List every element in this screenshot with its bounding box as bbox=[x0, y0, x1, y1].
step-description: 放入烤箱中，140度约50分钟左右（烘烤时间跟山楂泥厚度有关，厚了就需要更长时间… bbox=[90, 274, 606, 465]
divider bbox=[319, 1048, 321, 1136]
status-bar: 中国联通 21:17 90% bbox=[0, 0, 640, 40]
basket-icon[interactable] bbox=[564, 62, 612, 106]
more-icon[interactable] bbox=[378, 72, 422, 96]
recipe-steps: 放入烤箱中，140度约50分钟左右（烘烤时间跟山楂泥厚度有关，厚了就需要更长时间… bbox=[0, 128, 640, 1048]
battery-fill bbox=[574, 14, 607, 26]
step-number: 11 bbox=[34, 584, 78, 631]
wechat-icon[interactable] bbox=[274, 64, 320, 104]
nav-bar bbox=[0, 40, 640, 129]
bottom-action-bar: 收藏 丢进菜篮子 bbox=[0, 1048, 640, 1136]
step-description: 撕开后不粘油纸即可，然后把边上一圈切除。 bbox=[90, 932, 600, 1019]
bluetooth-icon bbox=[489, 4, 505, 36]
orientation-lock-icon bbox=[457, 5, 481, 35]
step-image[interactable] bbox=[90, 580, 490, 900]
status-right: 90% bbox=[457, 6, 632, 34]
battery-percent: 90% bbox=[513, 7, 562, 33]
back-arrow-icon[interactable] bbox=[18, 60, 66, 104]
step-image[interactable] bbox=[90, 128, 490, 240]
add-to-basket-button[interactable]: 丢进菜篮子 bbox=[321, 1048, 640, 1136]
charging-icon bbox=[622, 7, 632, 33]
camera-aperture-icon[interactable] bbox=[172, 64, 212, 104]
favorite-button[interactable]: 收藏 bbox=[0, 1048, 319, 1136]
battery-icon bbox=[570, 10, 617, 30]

____________________

Stated problem: Substitute "separator" for "divider" in the stretch of data from the start through the line that contains "more-icon[interactable] bbox=[378, 72, 422, 96]". Give back only those lines, with nothing else changed.

Exercise result:
List every element in this screenshot with its bounding box as bbox=[x0, y0, x1, y1].
step-description: 放入烤箱中，140度约50分钟左右（烘烤时间跟山楂泥厚度有关，厚了就需要更长时间… bbox=[90, 274, 606, 465]
separator bbox=[319, 1048, 321, 1136]
status-bar: 中国联通 21:17 90% bbox=[0, 0, 640, 40]
basket-icon[interactable] bbox=[564, 62, 612, 106]
more-icon[interactable] bbox=[378, 72, 422, 96]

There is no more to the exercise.